Without skipping anything, write out each record below exactly.

— BEGIN —

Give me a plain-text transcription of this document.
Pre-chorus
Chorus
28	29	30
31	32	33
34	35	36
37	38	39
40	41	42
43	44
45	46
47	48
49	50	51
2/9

— END —

• [Answer below]
Give me a plain-text transcription of this document.
Pre-chorus
Chorus
28	29	30
31	32	33
34	35	36
37	38	39
40	41	42
43	44
45	46
47	48
49	50	51
2/9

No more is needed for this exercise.